**The task**
I'd like the data beneath this line reproduced exactly, without any of its images.
**** Material for this task
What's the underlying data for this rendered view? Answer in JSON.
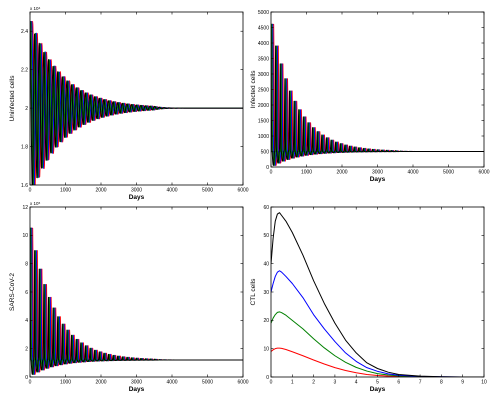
{
  "figure": {
    "background": "#ffffff"
  },
  "chart_data": [
    {
      "type": "line",
      "title": "",
      "xlabel": "Days",
      "ylabel": "Uninfected cells",
      "xlim": [
        0,
        6000
      ],
      "ylim": [
        1.6,
        2.5
      ],
      "y_exponent": "x 10⁴",
      "x_ticks": [
        0,
        1000,
        2000,
        3000,
        4000,
        5000,
        6000
      ],
      "x_tick_labels": [
        "0",
        "1000",
        "2000",
        "3000",
        "4000",
        "5000",
        "6000"
      ],
      "y_ticks": [
        1.6,
        1.8,
        2,
        2.2,
        2.4
      ],
      "y_tick_labels": [
        "1.6",
        "1.8",
        "2",
        "2.2",
        "2.4"
      ],
      "equilibrium": 2.0,
      "oscillation_amplitude": 0.45,
      "oscillation_period_days": 130,
      "oscillation_decay_days": 900,
      "oscillation_fade_days": 3500,
      "series": [
        {
          "color": "#000000",
          "phase_shift_days": 0
        },
        {
          "color": "#008000",
          "phase_shift_days": 25
        },
        {
          "color": "#0000ff",
          "phase_shift_days": 50
        },
        {
          "color": "#ff0000",
          "phase_shift_days": 75
        }
      ]
    },
    {
      "type": "line",
      "title": "",
      "xlabel": "Days",
      "ylabel": "Infected cells",
      "xlim": [
        0,
        6000
      ],
      "ylim": [
        0,
        5000
      ],
      "y_exponent": "",
      "x_ticks": [
        0,
        1000,
        2000,
        3000,
        4000,
        5000,
        6000
      ],
      "x_tick_labels": [
        "0",
        "1000",
        "2000",
        "3000",
        "4000",
        "5000",
        "6000"
      ],
      "y_ticks": [
        0,
        500,
        1000,
        1500,
        2000,
        2500,
        3000,
        3500,
        4000,
        4500,
        5000
      ],
      "y_tick_labels": [
        "0",
        "500",
        "1000",
        "1500",
        "2000",
        "2500",
        "3000",
        "3500",
        "4000",
        "4500",
        "5000"
      ],
      "equilibrium": 500,
      "spike_peak": 4600,
      "spike_decay_days": 700,
      "oscillation_period_days": 130,
      "oscillation_fade_days": 3500,
      "series": [
        {
          "color": "#000000",
          "phase_shift_days": 0
        },
        {
          "color": "#008000",
          "phase_shift_days": 25
        },
        {
          "color": "#0000ff",
          "phase_shift_days": 50
        },
        {
          "color": "#ff0000",
          "phase_shift_days": 75
        }
      ]
    },
    {
      "type": "line",
      "title": "",
      "xlabel": "Days",
      "ylabel": "SARS-CoV-2",
      "xlim": [
        0,
        6000
      ],
      "ylim": [
        0,
        12
      ],
      "y_exponent": "x 10⁵",
      "x_ticks": [
        0,
        1000,
        2000,
        3000,
        4000,
        5000,
        6000
      ],
      "x_tick_labels": [
        "0",
        "1000",
        "2000",
        "3000",
        "4000",
        "5000",
        "6000"
      ],
      "y_ticks": [
        0,
        2,
        4,
        6,
        8,
        10,
        12
      ],
      "y_tick_labels": [
        "0",
        "2",
        "4",
        "6",
        "8",
        "10",
        "12"
      ],
      "equilibrium": 1.2,
      "spike_peak": 10.5,
      "spike_decay_days": 700,
      "oscillation_period_days": 130,
      "oscillation_fade_days": 3500,
      "series": [
        {
          "color": "#000000",
          "phase_shift_days": 0
        },
        {
          "color": "#008000",
          "phase_shift_days": 25
        },
        {
          "color": "#0000ff",
          "phase_shift_days": 50
        },
        {
          "color": "#ff0000",
          "phase_shift_days": 75
        }
      ]
    },
    {
      "type": "line",
      "title": "",
      "xlabel": "Days",
      "ylabel": "CTL cells",
      "xlim": [
        0,
        10
      ],
      "ylim": [
        0,
        60
      ],
      "y_exponent": "",
      "x_ticks": [
        0,
        1,
        2,
        3,
        4,
        5,
        6,
        7,
        8,
        9,
        10
      ],
      "x_tick_labels": [
        "0",
        "1",
        "2",
        "3",
        "4",
        "5",
        "6",
        "7",
        "8",
        "9",
        "10"
      ],
      "y_ticks": [
        0,
        10,
        20,
        30,
        40,
        50,
        60
      ],
      "y_tick_labels": [
        "0",
        "10",
        "20",
        "30",
        "40",
        "50",
        "60"
      ],
      "series": [
        {
          "color": "#000000",
          "x": [
            0,
            0.1,
            0.2,
            0.3,
            0.4,
            0.5,
            0.7,
            1,
            1.5,
            2,
            2.5,
            3,
            3.5,
            4,
            4.5,
            5,
            5.5,
            6,
            7,
            8,
            9,
            10
          ],
          "y": [
            40,
            49,
            55,
            57.5,
            58,
            57,
            55,
            51,
            43,
            34,
            26,
            19,
            13,
            8.5,
            5,
            3,
            1.7,
            0.9,
            0.3,
            0.1,
            0,
            0
          ]
        },
        {
          "color": "#0000ff",
          "x": [
            0,
            0.1,
            0.2,
            0.3,
            0.4,
            0.5,
            0.7,
            1,
            1.5,
            2,
            2.5,
            3,
            3.5,
            4,
            4.5,
            5,
            5.5,
            6,
            7,
            8,
            9,
            10
          ],
          "y": [
            30,
            33,
            35.5,
            37,
            37.5,
            37,
            35.5,
            33,
            28,
            22,
            17,
            12.5,
            8.5,
            5.5,
            3.3,
            2,
            1.1,
            0.6,
            0.2,
            0.1,
            0,
            0
          ]
        },
        {
          "color": "#008000",
          "x": [
            0,
            0.1,
            0.2,
            0.3,
            0.4,
            0.5,
            0.7,
            1,
            1.5,
            2,
            2.5,
            3,
            3.5,
            4,
            4.5,
            5,
            5.5,
            6,
            7,
            8,
            9,
            10
          ],
          "y": [
            19,
            20.8,
            22,
            22.8,
            23,
            22.7,
            21.8,
            20,
            17,
            13.5,
            10.3,
            7.5,
            5.2,
            3.4,
            2.1,
            1.2,
            0.7,
            0.4,
            0.1,
            0,
            0,
            0
          ]
        },
        {
          "color": "#ff0000",
          "x": [
            0,
            0.1,
            0.2,
            0.3,
            0.4,
            0.5,
            0.7,
            1,
            1.5,
            2,
            2.5,
            3,
            3.5,
            4,
            4.5,
            5,
            5.5,
            6,
            7,
            8,
            9,
            10
          ],
          "y": [
            9,
            9.6,
            10,
            10.2,
            10.2,
            10.1,
            9.7,
            8.9,
            7.5,
            6,
            4.6,
            3.3,
            2.3,
            1.5,
            0.9,
            0.55,
            0.3,
            0.2,
            0.05,
            0,
            0,
            0
          ]
        }
      ]
    }
  ]
}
********
**Completed task**
What's the underlying data for this rendered view? Answer in JSON.
{
  "figure": {
    "background": "#ffffff"
  },
  "chart_data": [
    {
      "type": "line",
      "title": "",
      "xlabel": "Days",
      "ylabel": "Uninfected cells",
      "xlim": [
        0,
        6000
      ],
      "ylim": [
        1.6,
        2.5
      ],
      "y_exponent": "x 10⁴",
      "x_ticks": [
        0,
        1000,
        2000,
        3000,
        4000,
        5000,
        6000
      ],
      "x_tick_labels": [
        "0",
        "1000",
        "2000",
        "3000",
        "4000",
        "5000",
        "6000"
      ],
      "y_ticks": [
        1.6,
        1.8,
        2,
        2.2,
        2.4
      ],
      "y_tick_labels": [
        "1.6",
        "1.8",
        "2",
        "2.2",
        "2.4"
      ],
      "equilibrium": 2.0,
      "oscillation_amplitude": 0.45,
      "oscillation_period_days": 130,
      "oscillation_decay_days": 900,
      "oscillation_fade_days": 3500,
      "series": [
        {
          "color": "#000000",
          "phase_shift_days": 0
        },
        {
          "color": "#008000",
          "phase_shift_days": 25
        },
        {
          "color": "#0000ff",
          "phase_shift_days": 50
        },
        {
          "color": "#ff0000",
          "phase_shift_days": 75
        }
      ]
    },
    {
      "type": "line",
      "title": "",
      "xlabel": "Days",
      "ylabel": "Infected cells",
      "xlim": [
        0,
        6000
      ],
      "ylim": [
        0,
        5000
      ],
      "y_exponent": "",
      "x_ticks": [
        0,
        1000,
        2000,
        3000,
        4000,
        5000,
        6000
      ],
      "x_tick_labels": [
        "0",
        "1000",
        "2000",
        "3000",
        "4000",
        "5000",
        "6000"
      ],
      "y_ticks": [
        0,
        500,
        1000,
        1500,
        2000,
        2500,
        3000,
        3500,
        4000,
        4500,
        5000
      ],
      "y_tick_labels": [
        "0",
        "500",
        "1000",
        "1500",
        "2000",
        "2500",
        "3000",
        "3500",
        "4000",
        "4500",
        "5000"
      ],
      "equilibrium": 500,
      "spike_peak": 4600,
      "spike_decay_days": 700,
      "oscillation_period_days": 130,
      "oscillation_fade_days": 3500,
      "series": [
        {
          "color": "#000000",
          "phase_shift_days": 0
        },
        {
          "color": "#008000",
          "phase_shift_days": 25
        },
        {
          "color": "#0000ff",
          "phase_shift_days": 50
        },
        {
          "color": "#ff0000",
          "phase_shift_days": 75
        }
      ]
    },
    {
      "type": "line",
      "title": "",
      "xlabel": "Days",
      "ylabel": "SARS-CoV-2",
      "xlim": [
        0,
        6000
      ],
      "ylim": [
        0,
        12
      ],
      "y_exponent": "x 10⁵",
      "x_ticks": [
        0,
        1000,
        2000,
        3000,
        4000,
        5000,
        6000
      ],
      "x_tick_labels": [
        "0",
        "1000",
        "2000",
        "3000",
        "4000",
        "5000",
        "6000"
      ],
      "y_ticks": [
        0,
        2,
        4,
        6,
        8,
        10,
        12
      ],
      "y_tick_labels": [
        "0",
        "2",
        "4",
        "6",
        "8",
        "10",
        "12"
      ],
      "equilibrium": 1.2,
      "spike_peak": 10.5,
      "spike_decay_days": 700,
      "oscillation_period_days": 130,
      "oscillation_fade_days": 3500,
      "series": [
        {
          "color": "#000000",
          "phase_shift_days": 0
        },
        {
          "color": "#008000",
          "phase_shift_days": 25
        },
        {
          "color": "#0000ff",
          "phase_shift_days": 50
        },
        {
          "color": "#ff0000",
          "phase_shift_days": 75
        }
      ]
    },
    {
      "type": "line",
      "title": "",
      "xlabel": "Days",
      "ylabel": "CTL cells",
      "xlim": [
        0,
        10
      ],
      "ylim": [
        0,
        60
      ],
      "y_exponent": "",
      "x_ticks": [
        0,
        1,
        2,
        3,
        4,
        5,
        6,
        7,
        8,
        9,
        10
      ],
      "x_tick_labels": [
        "0",
        "1",
        "2",
        "3",
        "4",
        "5",
        "6",
        "7",
        "8",
        "9",
        "10"
      ],
      "y_ticks": [
        0,
        10,
        20,
        30,
        40,
        50,
        60
      ],
      "y_tick_labels": [
        "0",
        "10",
        "20",
        "30",
        "40",
        "50",
        "60"
      ],
      "series": [
        {
          "color": "#000000",
          "x": [
            0,
            0.1,
            0.2,
            0.3,
            0.4,
            0.5,
            0.7,
            1,
            1.5,
            2,
            2.5,
            3,
            3.5,
            4,
            4.5,
            5,
            5.5,
            6,
            7,
            8,
            9,
            10
          ],
          "y": [
            40,
            49,
            55,
            57.5,
            58,
            57,
            55,
            51,
            43,
            34,
            26,
            19,
            13,
            8.5,
            5,
            3,
            1.7,
            0.9,
            0.3,
            0.1,
            0,
            0
          ]
        },
        {
          "color": "#0000ff",
          "x": [
            0,
            0.1,
            0.2,
            0.3,
            0.4,
            0.5,
            0.7,
            1,
            1.5,
            2,
            2.5,
            3,
            3.5,
            4,
            4.5,
            5,
            5.5,
            6,
            7,
            8,
            9,
            10
          ],
          "y": [
            30,
            33,
            35.5,
            37,
            37.5,
            37,
            35.5,
            33,
            28,
            22,
            17,
            12.5,
            8.5,
            5.5,
            3.3,
            2,
            1.1,
            0.6,
            0.2,
            0.1,
            0,
            0
          ]
        },
        {
          "color": "#008000",
          "x": [
            0,
            0.1,
            0.2,
            0.3,
            0.4,
            0.5,
            0.7,
            1,
            1.5,
            2,
            2.5,
            3,
            3.5,
            4,
            4.5,
            5,
            5.5,
            6,
            7,
            8,
            9,
            10
          ],
          "y": [
            19,
            20.8,
            22,
            22.8,
            23,
            22.7,
            21.8,
            20,
            17,
            13.5,
            10.3,
            7.5,
            5.2,
            3.4,
            2.1,
            1.2,
            0.7,
            0.4,
            0.1,
            0,
            0,
            0
          ]
        },
        {
          "color": "#ff0000",
          "x": [
            0,
            0.1,
            0.2,
            0.3,
            0.4,
            0.5,
            0.7,
            1,
            1.5,
            2,
            2.5,
            3,
            3.5,
            4,
            4.5,
            5,
            5.5,
            6,
            7,
            8,
            9,
            10
          ],
          "y": [
            9,
            9.6,
            10,
            10.2,
            10.2,
            10.1,
            9.7,
            8.9,
            7.5,
            6,
            4.6,
            3.3,
            2.3,
            1.5,
            0.9,
            0.55,
            0.3,
            0.2,
            0.05,
            0,
            0,
            0
          ]
        }
      ]
    }
  ]
}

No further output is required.